**CHALLENGE**. Only a number is wanted. Count the lines holding the string "cancer".

**MATERIAL FOR THIS EXERCISE**.
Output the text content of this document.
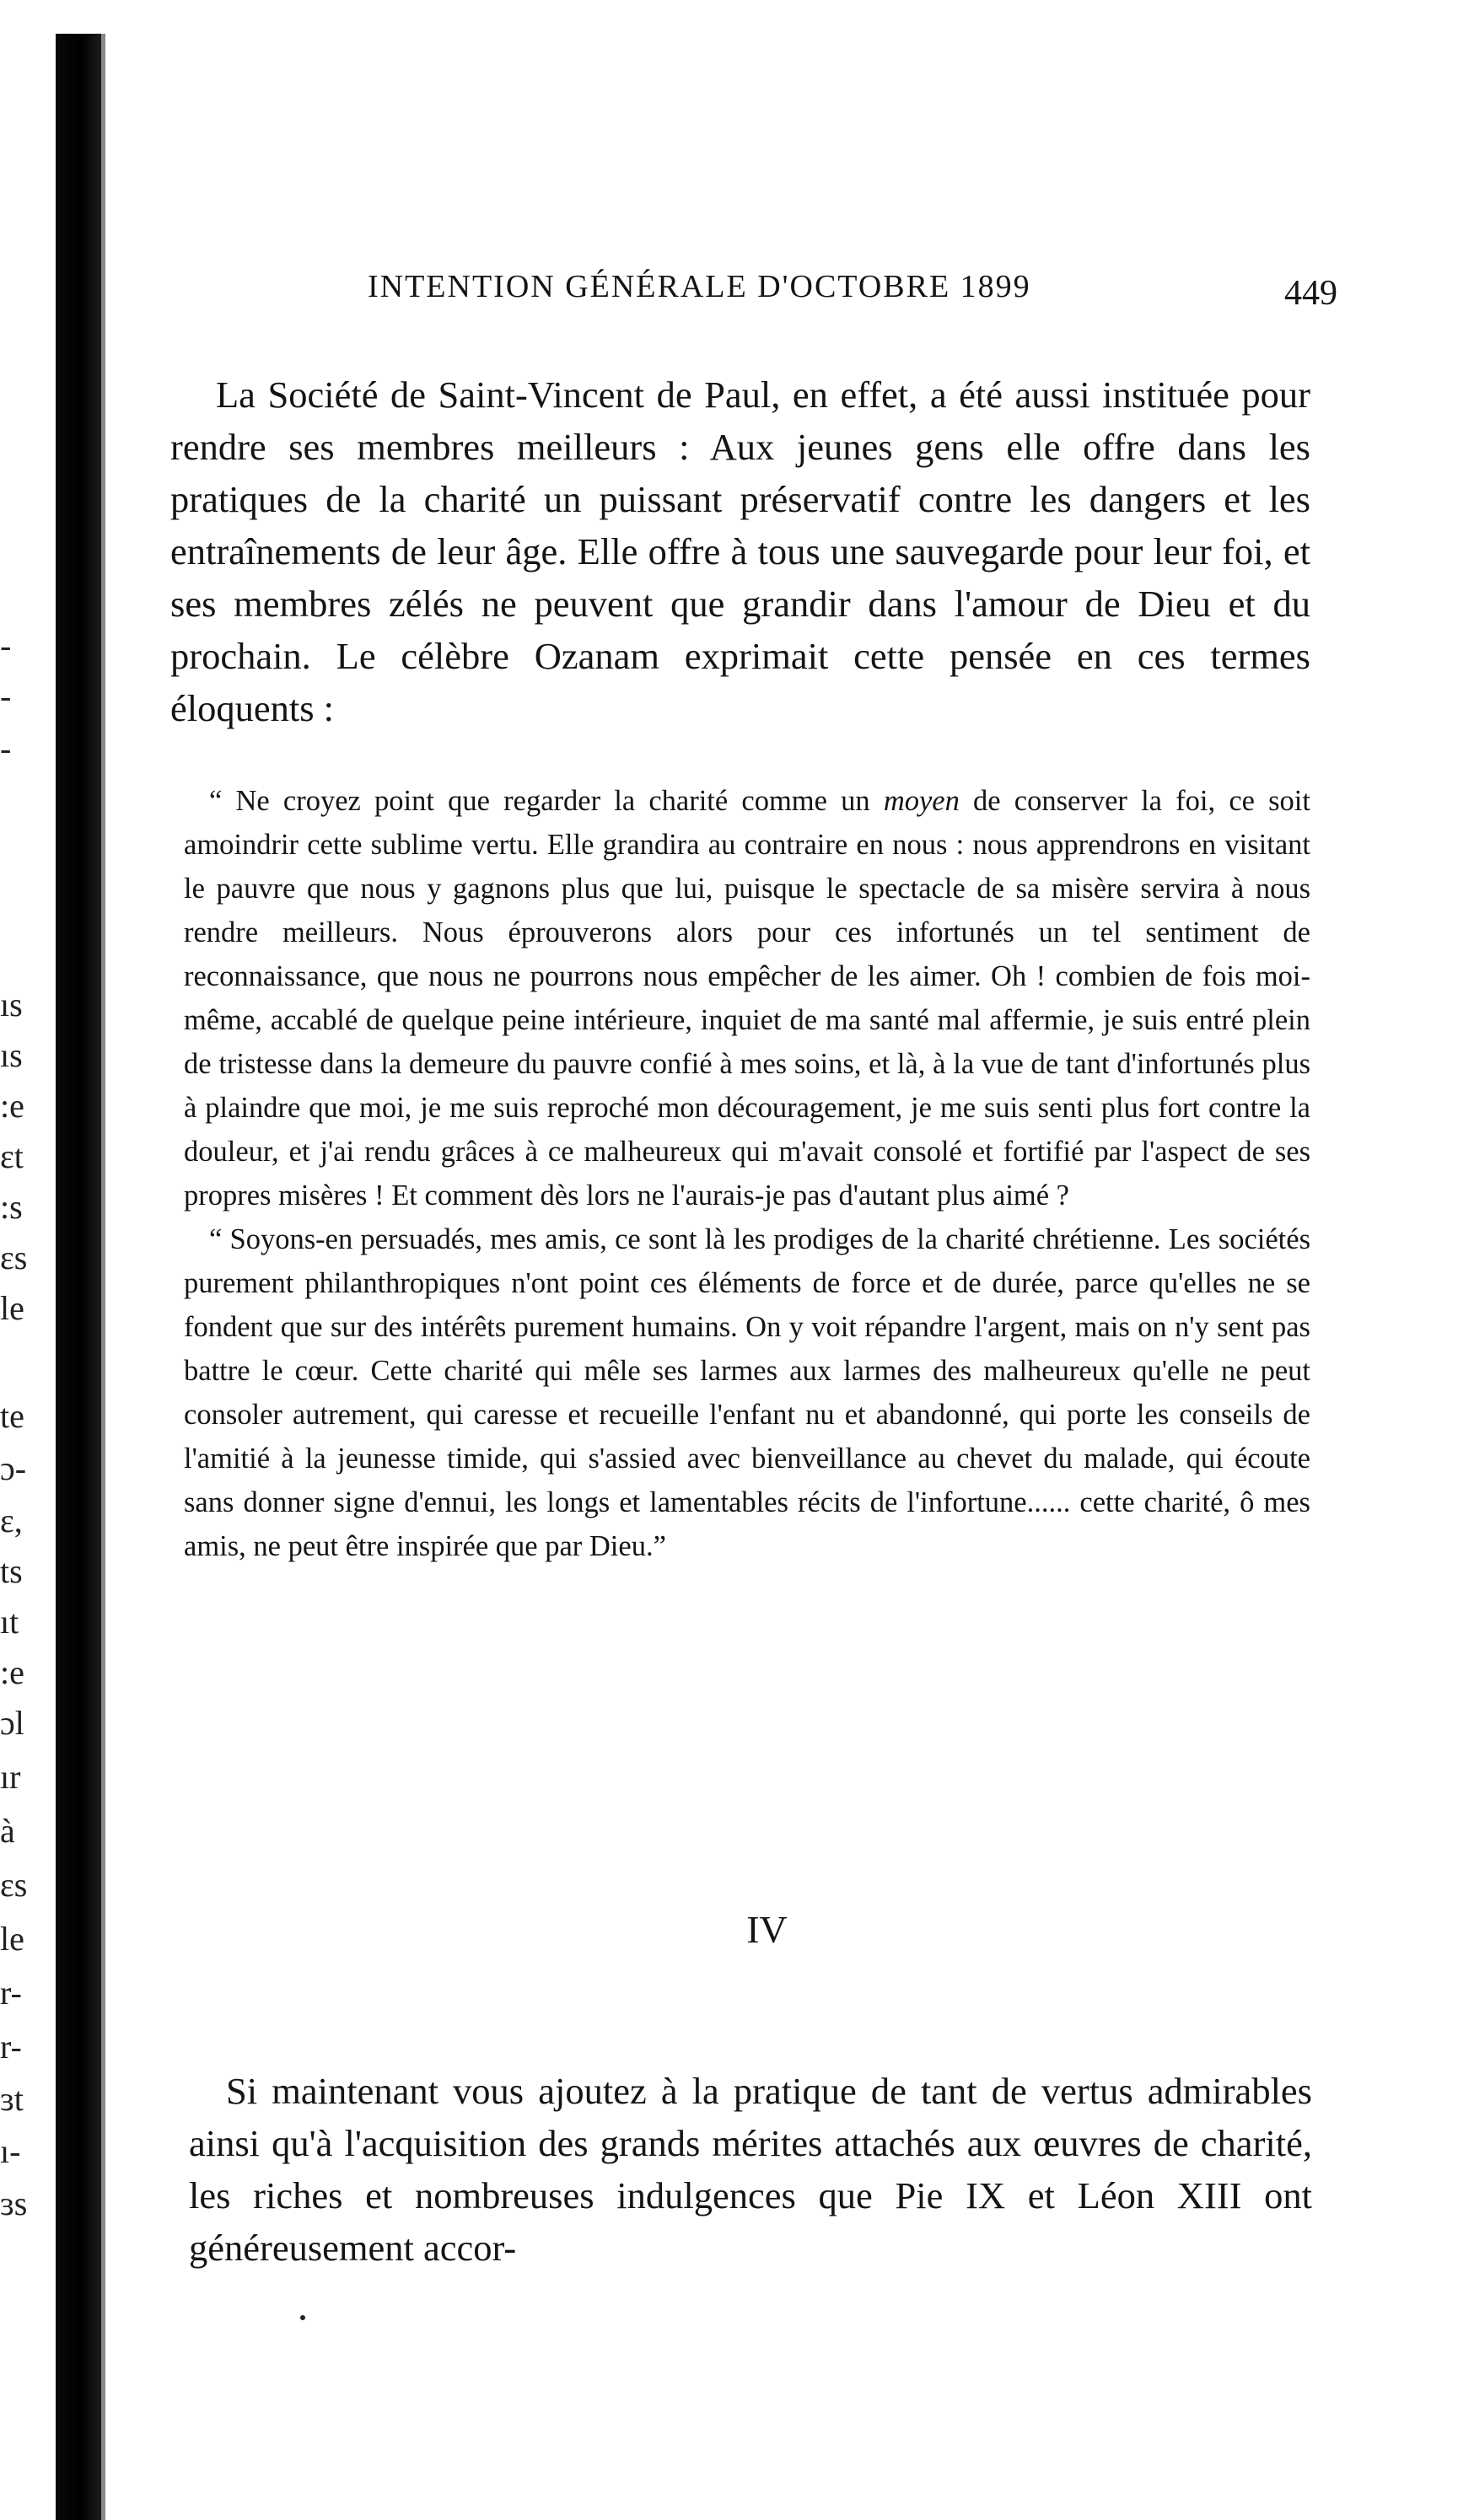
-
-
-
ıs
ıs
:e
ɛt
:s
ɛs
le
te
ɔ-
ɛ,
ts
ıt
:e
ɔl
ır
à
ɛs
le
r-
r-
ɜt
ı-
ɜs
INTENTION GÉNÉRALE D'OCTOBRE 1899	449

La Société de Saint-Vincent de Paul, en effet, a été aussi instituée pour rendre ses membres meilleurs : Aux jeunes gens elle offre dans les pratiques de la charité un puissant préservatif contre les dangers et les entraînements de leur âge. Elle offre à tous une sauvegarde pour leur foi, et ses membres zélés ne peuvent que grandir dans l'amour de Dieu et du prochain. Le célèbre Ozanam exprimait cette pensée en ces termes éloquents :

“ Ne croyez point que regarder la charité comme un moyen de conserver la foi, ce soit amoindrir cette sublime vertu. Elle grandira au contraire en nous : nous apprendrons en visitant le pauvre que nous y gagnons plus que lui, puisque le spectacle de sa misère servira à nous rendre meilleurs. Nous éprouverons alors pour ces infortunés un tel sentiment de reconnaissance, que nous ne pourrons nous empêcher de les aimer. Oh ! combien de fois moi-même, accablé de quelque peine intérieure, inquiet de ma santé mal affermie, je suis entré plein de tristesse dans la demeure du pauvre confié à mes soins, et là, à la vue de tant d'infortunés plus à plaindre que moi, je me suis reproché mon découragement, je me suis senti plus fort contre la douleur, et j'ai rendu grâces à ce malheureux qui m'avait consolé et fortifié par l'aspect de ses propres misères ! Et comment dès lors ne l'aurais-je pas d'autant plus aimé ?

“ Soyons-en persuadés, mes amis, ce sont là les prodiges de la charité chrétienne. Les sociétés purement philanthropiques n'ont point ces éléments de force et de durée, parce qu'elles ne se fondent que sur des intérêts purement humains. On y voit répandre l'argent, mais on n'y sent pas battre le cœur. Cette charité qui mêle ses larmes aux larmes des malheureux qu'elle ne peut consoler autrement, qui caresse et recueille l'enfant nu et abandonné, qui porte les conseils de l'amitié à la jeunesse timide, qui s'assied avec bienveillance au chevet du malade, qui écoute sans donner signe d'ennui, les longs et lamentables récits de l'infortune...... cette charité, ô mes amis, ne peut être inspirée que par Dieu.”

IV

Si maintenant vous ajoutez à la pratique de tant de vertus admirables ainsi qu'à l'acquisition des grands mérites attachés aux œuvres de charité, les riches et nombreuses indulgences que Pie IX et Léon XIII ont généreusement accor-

...

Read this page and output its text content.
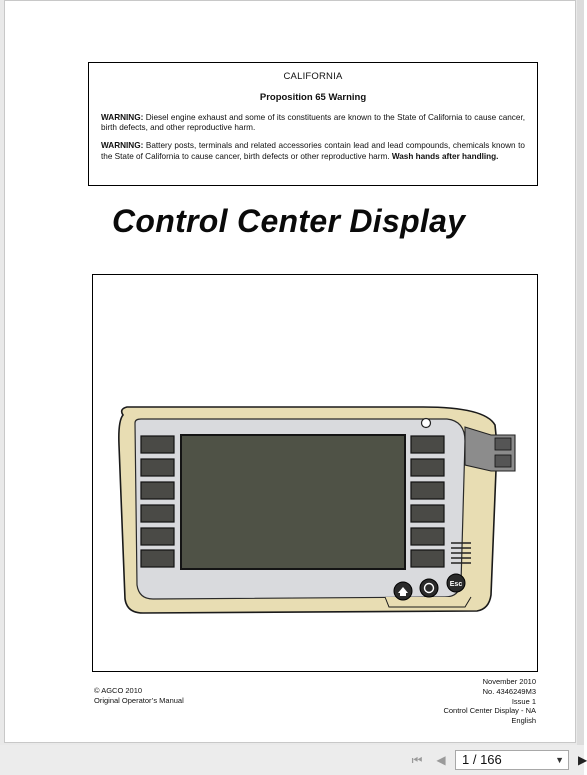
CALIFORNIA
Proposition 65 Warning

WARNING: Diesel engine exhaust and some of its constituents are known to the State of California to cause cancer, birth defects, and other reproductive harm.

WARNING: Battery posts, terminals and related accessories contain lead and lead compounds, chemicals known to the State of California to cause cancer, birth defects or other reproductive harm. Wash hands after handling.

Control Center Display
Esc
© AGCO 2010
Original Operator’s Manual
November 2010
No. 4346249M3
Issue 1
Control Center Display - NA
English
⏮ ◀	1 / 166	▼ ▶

**ANSWER FOR THIS EXERCISE**. 2